[Items from a figure collection]
========

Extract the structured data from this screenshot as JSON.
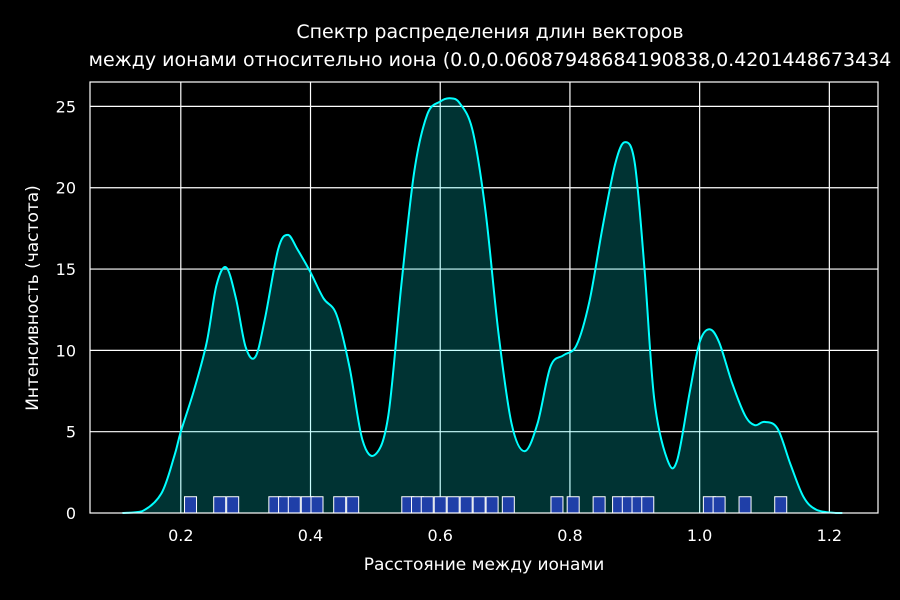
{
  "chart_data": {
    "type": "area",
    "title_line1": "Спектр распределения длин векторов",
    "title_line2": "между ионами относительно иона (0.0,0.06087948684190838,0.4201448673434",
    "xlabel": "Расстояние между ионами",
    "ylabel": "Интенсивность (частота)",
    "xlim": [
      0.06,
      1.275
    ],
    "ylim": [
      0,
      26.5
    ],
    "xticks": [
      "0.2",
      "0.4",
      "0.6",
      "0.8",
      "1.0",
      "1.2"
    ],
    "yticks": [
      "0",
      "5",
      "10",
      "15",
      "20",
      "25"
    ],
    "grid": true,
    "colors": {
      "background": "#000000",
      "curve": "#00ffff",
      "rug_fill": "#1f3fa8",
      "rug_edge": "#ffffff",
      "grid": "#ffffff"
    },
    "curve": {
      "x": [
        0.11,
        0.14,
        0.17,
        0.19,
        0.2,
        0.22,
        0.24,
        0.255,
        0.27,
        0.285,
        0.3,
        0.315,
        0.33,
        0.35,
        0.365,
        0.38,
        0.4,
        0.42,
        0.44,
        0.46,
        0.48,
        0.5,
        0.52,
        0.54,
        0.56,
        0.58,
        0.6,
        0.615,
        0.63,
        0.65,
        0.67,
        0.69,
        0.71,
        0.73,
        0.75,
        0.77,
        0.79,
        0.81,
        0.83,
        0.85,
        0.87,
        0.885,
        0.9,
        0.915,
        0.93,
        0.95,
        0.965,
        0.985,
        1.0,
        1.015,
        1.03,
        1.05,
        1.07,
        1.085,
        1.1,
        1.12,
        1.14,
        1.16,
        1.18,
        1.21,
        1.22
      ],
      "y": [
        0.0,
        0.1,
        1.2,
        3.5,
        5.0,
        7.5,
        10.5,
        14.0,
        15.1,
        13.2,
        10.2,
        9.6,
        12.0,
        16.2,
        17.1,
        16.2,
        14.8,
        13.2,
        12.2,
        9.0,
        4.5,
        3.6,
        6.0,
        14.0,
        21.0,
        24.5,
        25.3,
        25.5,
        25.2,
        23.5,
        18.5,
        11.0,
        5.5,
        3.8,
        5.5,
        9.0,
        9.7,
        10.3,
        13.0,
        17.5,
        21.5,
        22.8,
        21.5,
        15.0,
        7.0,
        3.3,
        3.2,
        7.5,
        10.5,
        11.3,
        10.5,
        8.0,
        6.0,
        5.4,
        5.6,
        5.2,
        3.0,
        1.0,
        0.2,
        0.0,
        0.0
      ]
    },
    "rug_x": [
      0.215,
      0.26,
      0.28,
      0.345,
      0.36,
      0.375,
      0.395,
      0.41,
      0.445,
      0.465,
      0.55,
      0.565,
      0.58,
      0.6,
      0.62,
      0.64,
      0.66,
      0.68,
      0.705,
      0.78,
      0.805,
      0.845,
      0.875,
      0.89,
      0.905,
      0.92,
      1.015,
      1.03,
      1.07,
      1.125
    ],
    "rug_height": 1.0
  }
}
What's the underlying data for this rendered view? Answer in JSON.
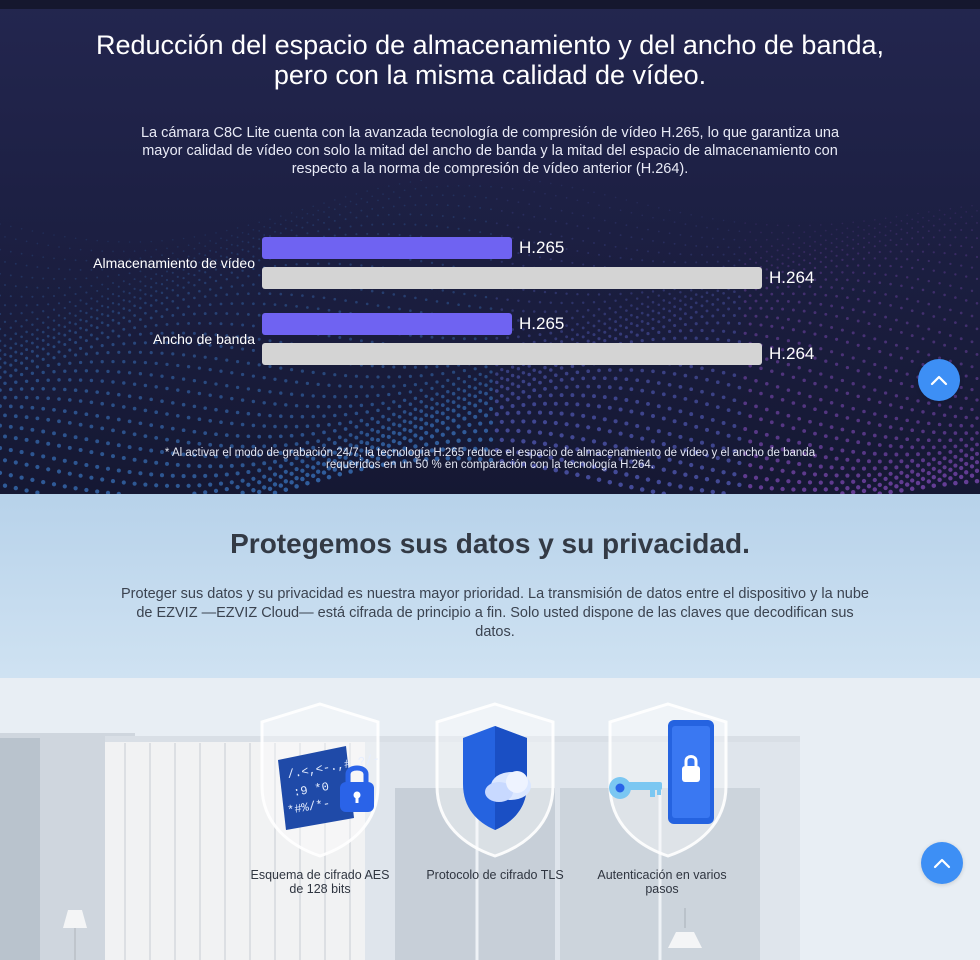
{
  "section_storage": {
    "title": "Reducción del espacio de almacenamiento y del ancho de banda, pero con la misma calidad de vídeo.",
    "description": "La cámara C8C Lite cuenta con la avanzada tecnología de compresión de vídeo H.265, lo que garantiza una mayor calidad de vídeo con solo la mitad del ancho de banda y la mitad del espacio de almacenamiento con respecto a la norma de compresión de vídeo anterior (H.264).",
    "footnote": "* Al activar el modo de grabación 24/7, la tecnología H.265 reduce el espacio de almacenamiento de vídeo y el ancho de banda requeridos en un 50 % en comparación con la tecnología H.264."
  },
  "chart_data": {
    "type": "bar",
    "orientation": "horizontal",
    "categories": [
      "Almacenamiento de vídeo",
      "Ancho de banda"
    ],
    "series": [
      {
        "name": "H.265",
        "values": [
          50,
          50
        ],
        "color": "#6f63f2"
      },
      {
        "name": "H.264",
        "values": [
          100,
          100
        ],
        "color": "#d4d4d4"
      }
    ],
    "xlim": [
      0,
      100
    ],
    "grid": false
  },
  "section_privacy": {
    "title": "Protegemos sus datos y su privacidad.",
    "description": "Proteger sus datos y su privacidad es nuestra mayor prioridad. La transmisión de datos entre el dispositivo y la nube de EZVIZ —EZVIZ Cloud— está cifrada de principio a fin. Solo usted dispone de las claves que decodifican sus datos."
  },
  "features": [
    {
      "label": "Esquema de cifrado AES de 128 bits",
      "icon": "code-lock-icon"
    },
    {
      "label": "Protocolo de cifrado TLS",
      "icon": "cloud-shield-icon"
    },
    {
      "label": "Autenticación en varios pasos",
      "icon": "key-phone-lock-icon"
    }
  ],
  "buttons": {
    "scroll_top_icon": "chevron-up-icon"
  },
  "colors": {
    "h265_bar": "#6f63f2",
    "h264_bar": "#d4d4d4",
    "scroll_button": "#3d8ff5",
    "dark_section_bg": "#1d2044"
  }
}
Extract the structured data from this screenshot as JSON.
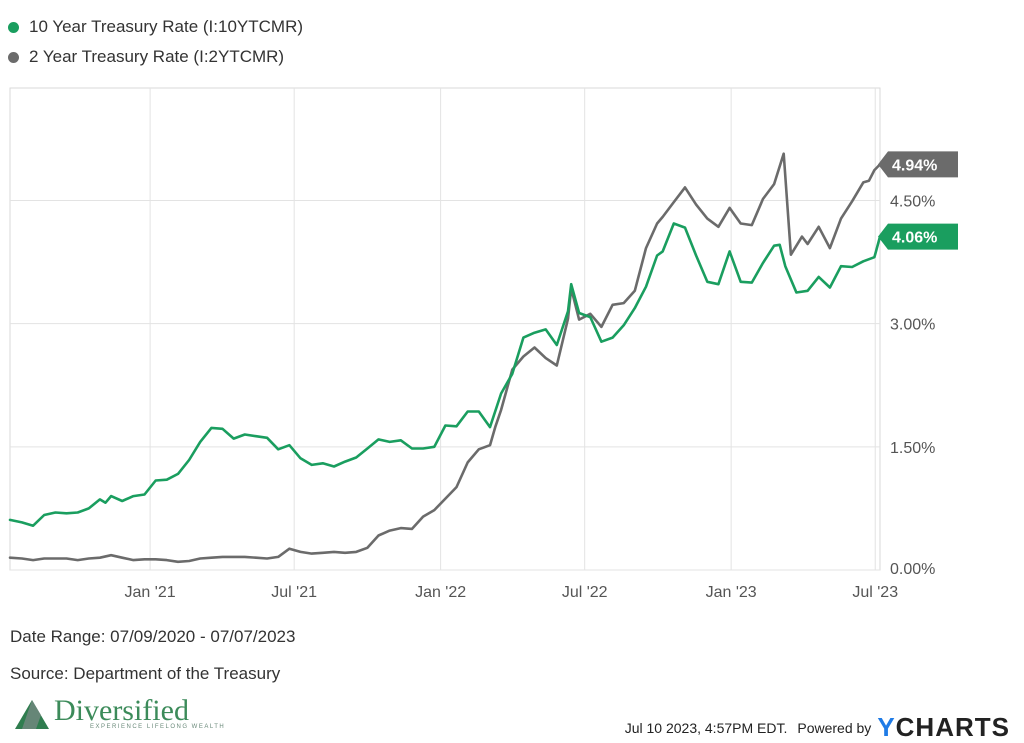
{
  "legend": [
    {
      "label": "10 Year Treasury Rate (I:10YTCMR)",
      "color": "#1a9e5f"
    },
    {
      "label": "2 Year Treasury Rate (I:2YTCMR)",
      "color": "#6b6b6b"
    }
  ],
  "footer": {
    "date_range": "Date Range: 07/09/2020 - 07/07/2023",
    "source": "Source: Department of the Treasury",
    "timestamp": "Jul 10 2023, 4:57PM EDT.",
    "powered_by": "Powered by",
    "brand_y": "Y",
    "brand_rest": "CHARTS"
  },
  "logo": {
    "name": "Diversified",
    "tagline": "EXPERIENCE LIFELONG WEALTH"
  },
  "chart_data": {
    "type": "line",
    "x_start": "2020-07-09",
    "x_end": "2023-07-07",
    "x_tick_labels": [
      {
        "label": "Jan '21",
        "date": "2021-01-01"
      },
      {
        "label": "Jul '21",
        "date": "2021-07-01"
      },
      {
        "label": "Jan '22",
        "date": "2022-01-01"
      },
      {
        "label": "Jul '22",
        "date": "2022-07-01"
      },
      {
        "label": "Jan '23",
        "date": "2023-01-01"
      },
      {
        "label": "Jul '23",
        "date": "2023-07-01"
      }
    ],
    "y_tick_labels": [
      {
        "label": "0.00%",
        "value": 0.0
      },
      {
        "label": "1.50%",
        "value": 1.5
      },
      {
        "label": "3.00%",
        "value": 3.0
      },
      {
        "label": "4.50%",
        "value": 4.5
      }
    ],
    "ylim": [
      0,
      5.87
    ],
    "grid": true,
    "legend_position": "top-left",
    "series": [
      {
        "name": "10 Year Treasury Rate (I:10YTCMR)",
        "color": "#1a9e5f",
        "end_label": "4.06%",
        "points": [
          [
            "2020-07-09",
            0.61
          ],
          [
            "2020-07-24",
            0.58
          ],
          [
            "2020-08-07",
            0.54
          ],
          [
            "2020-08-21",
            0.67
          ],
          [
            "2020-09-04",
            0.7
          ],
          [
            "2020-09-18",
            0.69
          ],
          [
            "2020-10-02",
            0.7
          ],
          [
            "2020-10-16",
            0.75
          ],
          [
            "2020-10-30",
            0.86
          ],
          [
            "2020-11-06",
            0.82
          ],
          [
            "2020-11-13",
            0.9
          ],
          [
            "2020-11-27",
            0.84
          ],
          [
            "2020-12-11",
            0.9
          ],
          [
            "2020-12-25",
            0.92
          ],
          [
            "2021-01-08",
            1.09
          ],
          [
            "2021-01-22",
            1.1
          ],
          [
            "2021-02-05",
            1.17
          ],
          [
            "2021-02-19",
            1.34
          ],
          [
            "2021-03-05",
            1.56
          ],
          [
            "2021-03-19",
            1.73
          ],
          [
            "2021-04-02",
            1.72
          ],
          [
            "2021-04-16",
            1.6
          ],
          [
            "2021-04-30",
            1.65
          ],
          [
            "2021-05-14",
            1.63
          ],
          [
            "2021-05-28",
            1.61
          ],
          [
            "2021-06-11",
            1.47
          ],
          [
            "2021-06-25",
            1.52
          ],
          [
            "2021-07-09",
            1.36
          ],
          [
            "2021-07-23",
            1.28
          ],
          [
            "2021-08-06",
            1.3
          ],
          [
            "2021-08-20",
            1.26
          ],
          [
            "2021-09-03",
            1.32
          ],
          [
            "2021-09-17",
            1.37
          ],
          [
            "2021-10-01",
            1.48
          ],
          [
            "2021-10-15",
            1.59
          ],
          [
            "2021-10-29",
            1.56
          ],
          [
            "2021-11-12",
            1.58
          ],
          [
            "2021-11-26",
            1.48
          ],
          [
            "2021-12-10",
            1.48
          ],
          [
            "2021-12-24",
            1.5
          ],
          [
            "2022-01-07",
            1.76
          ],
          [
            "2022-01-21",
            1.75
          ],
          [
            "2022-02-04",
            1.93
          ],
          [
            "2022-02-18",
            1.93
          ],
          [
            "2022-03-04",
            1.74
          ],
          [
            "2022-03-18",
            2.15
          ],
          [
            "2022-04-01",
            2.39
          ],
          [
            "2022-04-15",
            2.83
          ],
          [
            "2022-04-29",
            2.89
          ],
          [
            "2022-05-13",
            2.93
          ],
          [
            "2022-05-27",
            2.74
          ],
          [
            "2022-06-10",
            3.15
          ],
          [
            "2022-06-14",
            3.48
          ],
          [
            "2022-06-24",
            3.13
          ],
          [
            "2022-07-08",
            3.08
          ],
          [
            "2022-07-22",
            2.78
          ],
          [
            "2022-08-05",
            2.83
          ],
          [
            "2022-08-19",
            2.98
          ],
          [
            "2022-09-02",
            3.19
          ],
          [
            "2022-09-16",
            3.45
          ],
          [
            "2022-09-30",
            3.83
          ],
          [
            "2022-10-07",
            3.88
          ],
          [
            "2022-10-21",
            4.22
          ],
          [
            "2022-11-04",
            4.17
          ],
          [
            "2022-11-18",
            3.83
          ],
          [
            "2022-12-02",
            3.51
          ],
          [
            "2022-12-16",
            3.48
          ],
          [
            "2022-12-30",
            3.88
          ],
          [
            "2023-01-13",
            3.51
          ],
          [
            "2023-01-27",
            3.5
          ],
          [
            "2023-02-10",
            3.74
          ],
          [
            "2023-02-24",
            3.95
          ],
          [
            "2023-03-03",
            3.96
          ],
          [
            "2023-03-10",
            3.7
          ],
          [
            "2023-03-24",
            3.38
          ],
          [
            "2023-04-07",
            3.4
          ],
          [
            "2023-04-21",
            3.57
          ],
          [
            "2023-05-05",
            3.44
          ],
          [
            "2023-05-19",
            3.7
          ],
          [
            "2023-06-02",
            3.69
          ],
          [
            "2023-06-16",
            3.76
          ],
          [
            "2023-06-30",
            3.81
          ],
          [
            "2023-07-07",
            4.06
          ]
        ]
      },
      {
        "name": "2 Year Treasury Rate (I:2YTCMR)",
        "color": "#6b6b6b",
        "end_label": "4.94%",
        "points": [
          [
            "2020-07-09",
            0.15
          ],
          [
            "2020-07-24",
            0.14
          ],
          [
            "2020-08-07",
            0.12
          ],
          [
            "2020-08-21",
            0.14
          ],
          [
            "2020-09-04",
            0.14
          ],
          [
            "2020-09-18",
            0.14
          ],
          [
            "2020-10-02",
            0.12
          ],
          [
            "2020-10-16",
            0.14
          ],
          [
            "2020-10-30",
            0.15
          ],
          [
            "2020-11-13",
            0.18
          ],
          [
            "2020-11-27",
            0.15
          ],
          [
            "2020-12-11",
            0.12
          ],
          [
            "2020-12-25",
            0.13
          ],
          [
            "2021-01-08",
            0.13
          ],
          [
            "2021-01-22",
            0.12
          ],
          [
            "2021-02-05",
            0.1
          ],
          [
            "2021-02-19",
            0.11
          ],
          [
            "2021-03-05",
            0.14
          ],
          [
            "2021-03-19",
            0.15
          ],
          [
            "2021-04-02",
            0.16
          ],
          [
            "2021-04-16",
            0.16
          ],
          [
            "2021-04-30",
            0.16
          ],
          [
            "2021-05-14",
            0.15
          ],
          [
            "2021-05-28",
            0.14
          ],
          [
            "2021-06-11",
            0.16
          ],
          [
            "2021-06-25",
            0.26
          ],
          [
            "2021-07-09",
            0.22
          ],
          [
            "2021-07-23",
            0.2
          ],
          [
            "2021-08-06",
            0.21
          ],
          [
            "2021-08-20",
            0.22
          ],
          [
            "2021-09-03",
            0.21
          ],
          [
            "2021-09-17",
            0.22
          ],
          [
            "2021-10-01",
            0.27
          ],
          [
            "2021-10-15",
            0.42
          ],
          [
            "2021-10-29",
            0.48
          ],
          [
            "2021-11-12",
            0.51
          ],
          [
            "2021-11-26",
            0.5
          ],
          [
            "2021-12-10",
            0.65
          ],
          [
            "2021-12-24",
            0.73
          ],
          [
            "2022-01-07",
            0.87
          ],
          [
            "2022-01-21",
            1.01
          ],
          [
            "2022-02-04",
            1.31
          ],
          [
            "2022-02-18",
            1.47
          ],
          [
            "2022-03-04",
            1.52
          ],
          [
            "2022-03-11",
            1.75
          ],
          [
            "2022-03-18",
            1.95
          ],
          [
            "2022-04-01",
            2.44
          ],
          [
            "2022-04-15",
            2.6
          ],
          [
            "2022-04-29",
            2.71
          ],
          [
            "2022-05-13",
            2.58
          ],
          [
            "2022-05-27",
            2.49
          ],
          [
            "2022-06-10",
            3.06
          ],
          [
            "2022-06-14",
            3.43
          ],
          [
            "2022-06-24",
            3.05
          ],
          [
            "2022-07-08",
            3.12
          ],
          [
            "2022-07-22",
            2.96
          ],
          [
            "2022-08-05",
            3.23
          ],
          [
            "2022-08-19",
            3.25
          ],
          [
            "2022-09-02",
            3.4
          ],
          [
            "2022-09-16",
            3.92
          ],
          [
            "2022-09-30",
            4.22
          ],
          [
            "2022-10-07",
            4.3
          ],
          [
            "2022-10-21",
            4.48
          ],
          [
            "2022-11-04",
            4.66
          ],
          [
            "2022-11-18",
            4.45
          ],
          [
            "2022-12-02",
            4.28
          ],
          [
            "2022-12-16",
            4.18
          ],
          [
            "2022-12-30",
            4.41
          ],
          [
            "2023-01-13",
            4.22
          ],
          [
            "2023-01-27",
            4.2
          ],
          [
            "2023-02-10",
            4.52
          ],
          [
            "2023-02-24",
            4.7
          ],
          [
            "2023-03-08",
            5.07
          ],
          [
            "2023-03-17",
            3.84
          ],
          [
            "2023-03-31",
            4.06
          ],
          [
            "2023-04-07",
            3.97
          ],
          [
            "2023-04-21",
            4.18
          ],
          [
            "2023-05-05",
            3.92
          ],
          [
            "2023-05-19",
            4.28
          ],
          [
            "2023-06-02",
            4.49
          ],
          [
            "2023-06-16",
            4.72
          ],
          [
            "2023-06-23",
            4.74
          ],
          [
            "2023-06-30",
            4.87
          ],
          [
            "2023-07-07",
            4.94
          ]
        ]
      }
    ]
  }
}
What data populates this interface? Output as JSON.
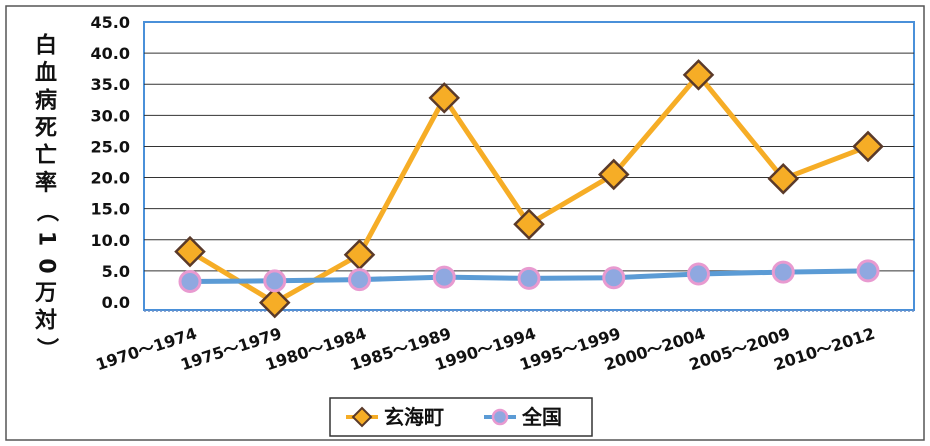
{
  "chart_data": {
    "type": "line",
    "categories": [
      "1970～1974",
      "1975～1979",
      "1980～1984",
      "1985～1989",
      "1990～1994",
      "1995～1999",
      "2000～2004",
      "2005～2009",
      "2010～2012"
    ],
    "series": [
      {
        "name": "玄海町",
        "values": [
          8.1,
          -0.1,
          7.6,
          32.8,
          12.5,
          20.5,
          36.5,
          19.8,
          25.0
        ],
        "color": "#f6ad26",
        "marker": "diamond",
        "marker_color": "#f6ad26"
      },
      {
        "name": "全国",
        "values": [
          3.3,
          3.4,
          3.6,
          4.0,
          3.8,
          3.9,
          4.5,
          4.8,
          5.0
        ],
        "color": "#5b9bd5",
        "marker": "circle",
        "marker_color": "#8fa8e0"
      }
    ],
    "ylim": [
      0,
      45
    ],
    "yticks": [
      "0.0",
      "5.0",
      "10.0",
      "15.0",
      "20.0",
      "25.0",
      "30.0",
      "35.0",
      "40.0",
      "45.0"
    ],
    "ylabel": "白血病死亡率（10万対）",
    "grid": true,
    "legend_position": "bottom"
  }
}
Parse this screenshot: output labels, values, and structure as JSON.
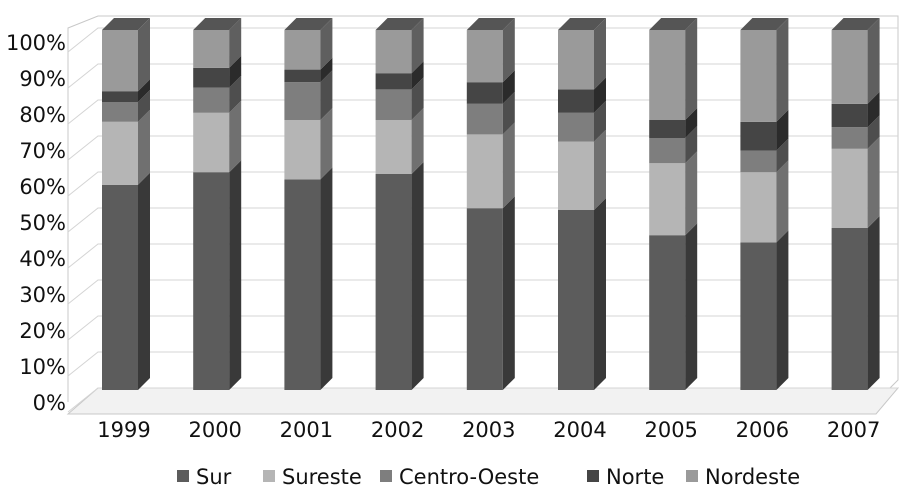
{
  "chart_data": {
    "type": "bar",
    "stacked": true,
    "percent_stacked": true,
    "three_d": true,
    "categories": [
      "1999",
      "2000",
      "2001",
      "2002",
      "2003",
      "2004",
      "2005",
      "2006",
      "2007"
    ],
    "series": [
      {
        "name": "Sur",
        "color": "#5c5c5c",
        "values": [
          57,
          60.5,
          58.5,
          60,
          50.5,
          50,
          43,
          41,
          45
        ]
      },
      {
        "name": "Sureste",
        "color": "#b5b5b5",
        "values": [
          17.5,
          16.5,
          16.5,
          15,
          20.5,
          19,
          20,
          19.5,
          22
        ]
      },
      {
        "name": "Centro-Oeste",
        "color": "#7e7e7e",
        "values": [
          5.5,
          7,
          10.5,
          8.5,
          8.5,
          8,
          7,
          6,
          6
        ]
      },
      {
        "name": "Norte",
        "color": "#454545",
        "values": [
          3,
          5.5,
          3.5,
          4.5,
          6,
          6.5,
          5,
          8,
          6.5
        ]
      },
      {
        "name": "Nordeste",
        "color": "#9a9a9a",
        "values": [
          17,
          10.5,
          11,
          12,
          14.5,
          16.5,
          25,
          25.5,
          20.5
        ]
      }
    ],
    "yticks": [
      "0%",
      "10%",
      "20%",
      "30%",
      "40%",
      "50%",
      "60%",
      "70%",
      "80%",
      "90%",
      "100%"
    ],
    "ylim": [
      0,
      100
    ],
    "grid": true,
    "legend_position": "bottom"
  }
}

========

Requirements:
Locate all lines in the listing above with the word "ylabel" and copy them.

Reply:
    "ylabel": "Интенсивность (частота)",
    "ylabel": "白血病死亡率（10万対）",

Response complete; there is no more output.